Exercise =>
Produce an exact copy of all the data below, dropping every image.
--- Begin Information given ---
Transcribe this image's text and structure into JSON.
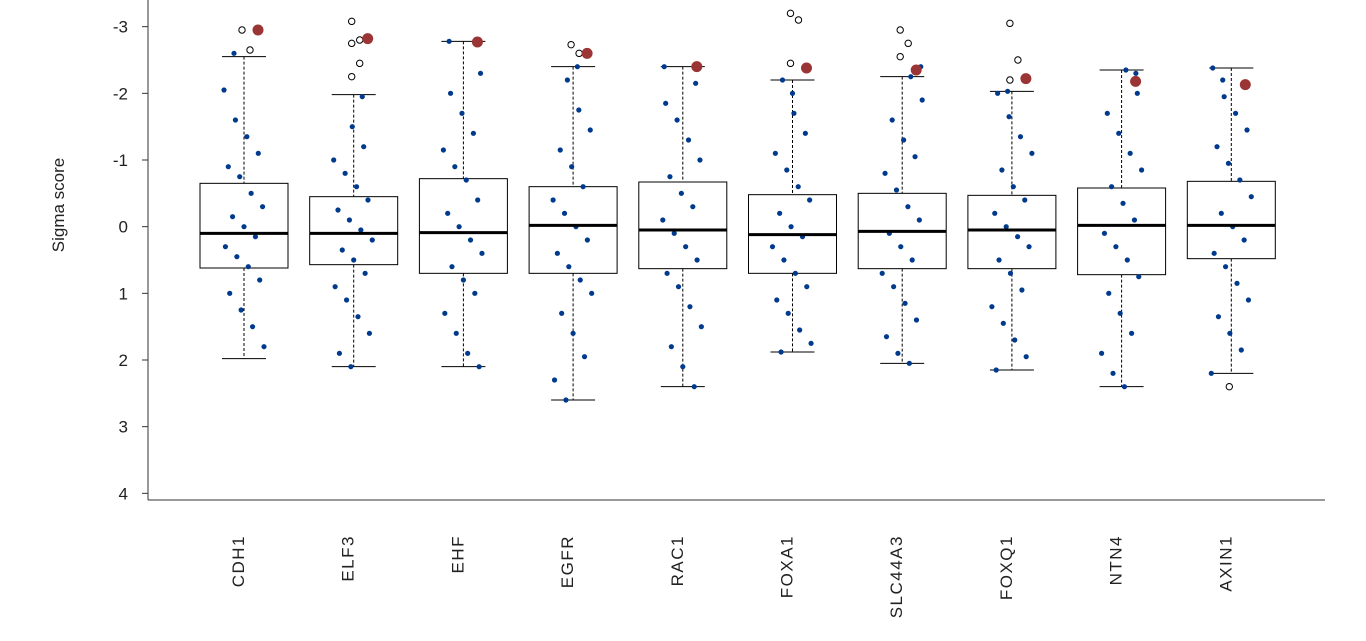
{
  "chart_data": {
    "type": "box",
    "ylabel": "Sigma score",
    "categories": [
      "CDH1",
      "ELF3",
      "EHF",
      "EGFR",
      "RAC1",
      "FOXA1",
      "SLC44A3",
      "FOXQ1",
      "NTN4",
      "AXIN1"
    ],
    "ylim": [
      -3.4,
      4.1
    ],
    "inverted": true,
    "yticks": [
      -3,
      -2,
      -1,
      0,
      1,
      2,
      3,
      4
    ],
    "point_color": "#003a8c",
    "highlight_color": "#9b3535",
    "box_color": "#000000",
    "boxes": [
      {
        "low": -2.55,
        "q1": -0.65,
        "median": 0.1,
        "q3": 0.62,
        "high": 1.98,
        "outliers": [
          -2.95,
          -2.65
        ],
        "highlight": -2.95,
        "points": [
          -2.05,
          -1.6,
          -1.35,
          -1.1,
          -0.9,
          -0.75,
          -0.5,
          -0.3,
          -0.15,
          0.0,
          0.15,
          0.3,
          0.45,
          0.6,
          0.8,
          1.0,
          1.25,
          1.5,
          1.8,
          -2.6
        ]
      },
      {
        "low": -1.98,
        "q1": -0.45,
        "median": 0.1,
        "q3": 0.57,
        "high": 2.1,
        "outliers": [
          -3.08,
          -2.8,
          -2.75,
          -2.45,
          -2.25
        ],
        "highlight": -2.82,
        "points": [
          -1.5,
          -1.2,
          -1.0,
          -0.8,
          -0.6,
          -0.4,
          -0.25,
          -0.1,
          0.05,
          0.2,
          0.35,
          0.5,
          0.7,
          0.9,
          1.1,
          1.35,
          1.6,
          1.9,
          2.1,
          -1.95
        ]
      },
      {
        "low": -2.78,
        "q1": -0.72,
        "median": 0.09,
        "q3": 0.7,
        "high": 2.1,
        "outliers": [],
        "highlight": -2.77,
        "points": [
          -2.3,
          -2.0,
          -1.7,
          -1.4,
          -1.15,
          -0.9,
          -0.7,
          -0.4,
          -0.2,
          0.0,
          0.2,
          0.4,
          0.6,
          0.8,
          1.0,
          1.3,
          1.6,
          1.9,
          2.1,
          -2.78
        ]
      },
      {
        "low": -2.4,
        "q1": -0.6,
        "median": -0.02,
        "q3": 0.7,
        "high": 2.6,
        "outliers": [
          -2.73,
          -2.6
        ],
        "highlight": -2.6,
        "points": [
          -2.2,
          -1.75,
          -1.45,
          -1.15,
          -0.9,
          -0.6,
          -0.4,
          -0.2,
          0.0,
          0.2,
          0.4,
          0.6,
          0.8,
          1.0,
          1.3,
          1.6,
          1.95,
          2.3,
          2.6,
          -2.4
        ]
      },
      {
        "low": -2.4,
        "q1": -0.67,
        "median": 0.05,
        "q3": 0.63,
        "high": 2.4,
        "outliers": [],
        "highlight": -2.4,
        "points": [
          -2.15,
          -1.85,
          -1.6,
          -1.3,
          -1.0,
          -0.75,
          -0.5,
          -0.3,
          -0.1,
          0.1,
          0.3,
          0.5,
          0.7,
          0.9,
          1.2,
          1.5,
          1.8,
          2.1,
          2.4,
          -2.4
        ]
      },
      {
        "low": -2.2,
        "q1": -0.48,
        "median": 0.12,
        "q3": 0.7,
        "high": 1.88,
        "outliers": [
          -3.2,
          -3.1,
          -2.45
        ],
        "highlight": -2.38,
        "points": [
          -2.2,
          -1.7,
          -1.4,
          -1.1,
          -0.85,
          -0.6,
          -0.4,
          -0.2,
          0.0,
          0.15,
          0.3,
          0.5,
          0.7,
          0.9,
          1.1,
          1.3,
          1.55,
          1.75,
          1.88,
          -2.0
        ]
      },
      {
        "low": -2.25,
        "q1": -0.5,
        "median": 0.07,
        "q3": 0.63,
        "high": 2.05,
        "outliers": [
          -2.95,
          -2.75,
          -2.55
        ],
        "highlight": -2.35,
        "points": [
          -2.25,
          -1.9,
          -1.6,
          -1.3,
          -1.05,
          -0.8,
          -0.55,
          -0.3,
          -0.1,
          0.1,
          0.3,
          0.5,
          0.7,
          0.9,
          1.15,
          1.4,
          1.65,
          1.9,
          2.05,
          -2.4
        ]
      },
      {
        "low": -2.03,
        "q1": -0.47,
        "median": 0.05,
        "q3": 0.63,
        "high": 2.15,
        "outliers": [
          -3.05,
          -2.5,
          -2.2
        ],
        "highlight": -2.22,
        "points": [
          -2.0,
          -1.65,
          -1.35,
          -1.1,
          -0.85,
          -0.6,
          -0.4,
          -0.2,
          0.0,
          0.15,
          0.3,
          0.5,
          0.7,
          0.95,
          1.2,
          1.45,
          1.7,
          1.95,
          2.15,
          -2.03
        ]
      },
      {
        "low": -2.35,
        "q1": -0.58,
        "median": -0.02,
        "q3": 0.72,
        "high": 2.4,
        "outliers": [],
        "highlight": -2.18,
        "points": [
          -2.35,
          -2.0,
          -1.7,
          -1.4,
          -1.1,
          -0.85,
          -0.6,
          -0.35,
          -0.1,
          0.1,
          0.3,
          0.5,
          0.75,
          1.0,
          1.3,
          1.6,
          1.9,
          2.2,
          2.4,
          -2.3
        ]
      },
      {
        "low": -2.38,
        "q1": -0.68,
        "median": -0.02,
        "q3": 0.48,
        "high": 2.2,
        "outliers": [
          2.4
        ],
        "highlight": -2.13,
        "points": [
          -2.38,
          -1.95,
          -1.7,
          -1.45,
          -1.2,
          -0.95,
          -0.7,
          -0.45,
          -0.2,
          0.0,
          0.2,
          0.4,
          0.6,
          0.85,
          1.1,
          1.35,
          1.6,
          1.85,
          2.2,
          -2.2
        ]
      }
    ]
  }
}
--- End Information given ---
Task output =>
Transcribe this image's text and structure into JSON.
{
  "chart_data": {
    "type": "box",
    "ylabel": "Sigma score",
    "categories": [
      "CDH1",
      "ELF3",
      "EHF",
      "EGFR",
      "RAC1",
      "FOXA1",
      "SLC44A3",
      "FOXQ1",
      "NTN4",
      "AXIN1"
    ],
    "ylim": [
      -3.4,
      4.1
    ],
    "inverted": true,
    "yticks": [
      -3,
      -2,
      -1,
      0,
      1,
      2,
      3,
      4
    ],
    "point_color": "#003a8c",
    "highlight_color": "#9b3535",
    "box_color": "#000000",
    "boxes": [
      {
        "low": -2.55,
        "q1": -0.65,
        "median": 0.1,
        "q3": 0.62,
        "high": 1.98,
        "outliers": [
          -2.95,
          -2.65
        ],
        "highlight": -2.95,
        "points": [
          -2.05,
          -1.6,
          -1.35,
          -1.1,
          -0.9,
          -0.75,
          -0.5,
          -0.3,
          -0.15,
          0.0,
          0.15,
          0.3,
          0.45,
          0.6,
          0.8,
          1.0,
          1.25,
          1.5,
          1.8,
          -2.6
        ]
      },
      {
        "low": -1.98,
        "q1": -0.45,
        "median": 0.1,
        "q3": 0.57,
        "high": 2.1,
        "outliers": [
          -3.08,
          -2.8,
          -2.75,
          -2.45,
          -2.25
        ],
        "highlight": -2.82,
        "points": [
          -1.5,
          -1.2,
          -1.0,
          -0.8,
          -0.6,
          -0.4,
          -0.25,
          -0.1,
          0.05,
          0.2,
          0.35,
          0.5,
          0.7,
          0.9,
          1.1,
          1.35,
          1.6,
          1.9,
          2.1,
          -1.95
        ]
      },
      {
        "low": -2.78,
        "q1": -0.72,
        "median": 0.09,
        "q3": 0.7,
        "high": 2.1,
        "outliers": [],
        "highlight": -2.77,
        "points": [
          -2.3,
          -2.0,
          -1.7,
          -1.4,
          -1.15,
          -0.9,
          -0.7,
          -0.4,
          -0.2,
          0.0,
          0.2,
          0.4,
          0.6,
          0.8,
          1.0,
          1.3,
          1.6,
          1.9,
          2.1,
          -2.78
        ]
      },
      {
        "low": -2.4,
        "q1": -0.6,
        "median": -0.02,
        "q3": 0.7,
        "high": 2.6,
        "outliers": [
          -2.73,
          -2.6
        ],
        "highlight": -2.6,
        "points": [
          -2.2,
          -1.75,
          -1.45,
          -1.15,
          -0.9,
          -0.6,
          -0.4,
          -0.2,
          0.0,
          0.2,
          0.4,
          0.6,
          0.8,
          1.0,
          1.3,
          1.6,
          1.95,
          2.3,
          2.6,
          -2.4
        ]
      },
      {
        "low": -2.4,
        "q1": -0.67,
        "median": 0.05,
        "q3": 0.63,
        "high": 2.4,
        "outliers": [],
        "highlight": -2.4,
        "points": [
          -2.15,
          -1.85,
          -1.6,
          -1.3,
          -1.0,
          -0.75,
          -0.5,
          -0.3,
          -0.1,
          0.1,
          0.3,
          0.5,
          0.7,
          0.9,
          1.2,
          1.5,
          1.8,
          2.1,
          2.4,
          -2.4
        ]
      },
      {
        "low": -2.2,
        "q1": -0.48,
        "median": 0.12,
        "q3": 0.7,
        "high": 1.88,
        "outliers": [
          -3.2,
          -3.1,
          -2.45
        ],
        "highlight": -2.38,
        "points": [
          -2.2,
          -1.7,
          -1.4,
          -1.1,
          -0.85,
          -0.6,
          -0.4,
          -0.2,
          0.0,
          0.15,
          0.3,
          0.5,
          0.7,
          0.9,
          1.1,
          1.3,
          1.55,
          1.75,
          1.88,
          -2.0
        ]
      },
      {
        "low": -2.25,
        "q1": -0.5,
        "median": 0.07,
        "q3": 0.63,
        "high": 2.05,
        "outliers": [
          -2.95,
          -2.75,
          -2.55
        ],
        "highlight": -2.35,
        "points": [
          -2.25,
          -1.9,
          -1.6,
          -1.3,
          -1.05,
          -0.8,
          -0.55,
          -0.3,
          -0.1,
          0.1,
          0.3,
          0.5,
          0.7,
          0.9,
          1.15,
          1.4,
          1.65,
          1.9,
          2.05,
          -2.4
        ]
      },
      {
        "low": -2.03,
        "q1": -0.47,
        "median": 0.05,
        "q3": 0.63,
        "high": 2.15,
        "outliers": [
          -3.05,
          -2.5,
          -2.2
        ],
        "highlight": -2.22,
        "points": [
          -2.0,
          -1.65,
          -1.35,
          -1.1,
          -0.85,
          -0.6,
          -0.4,
          -0.2,
          0.0,
          0.15,
          0.3,
          0.5,
          0.7,
          0.95,
          1.2,
          1.45,
          1.7,
          1.95,
          2.15,
          -2.03
        ]
      },
      {
        "low": -2.35,
        "q1": -0.58,
        "median": -0.02,
        "q3": 0.72,
        "high": 2.4,
        "outliers": [],
        "highlight": -2.18,
        "points": [
          -2.35,
          -2.0,
          -1.7,
          -1.4,
          -1.1,
          -0.85,
          -0.6,
          -0.35,
          -0.1,
          0.1,
          0.3,
          0.5,
          0.75,
          1.0,
          1.3,
          1.6,
          1.9,
          2.2,
          2.4,
          -2.3
        ]
      },
      {
        "low": -2.38,
        "q1": -0.68,
        "median": -0.02,
        "q3": 0.48,
        "high": 2.2,
        "outliers": [
          2.4
        ],
        "highlight": -2.13,
        "points": [
          -2.38,
          -1.95,
          -1.7,
          -1.45,
          -1.2,
          -0.95,
          -0.7,
          -0.45,
          -0.2,
          0.0,
          0.2,
          0.4,
          0.6,
          0.85,
          1.1,
          1.35,
          1.6,
          1.85,
          2.2,
          -2.2
        ]
      }
    ]
  }
}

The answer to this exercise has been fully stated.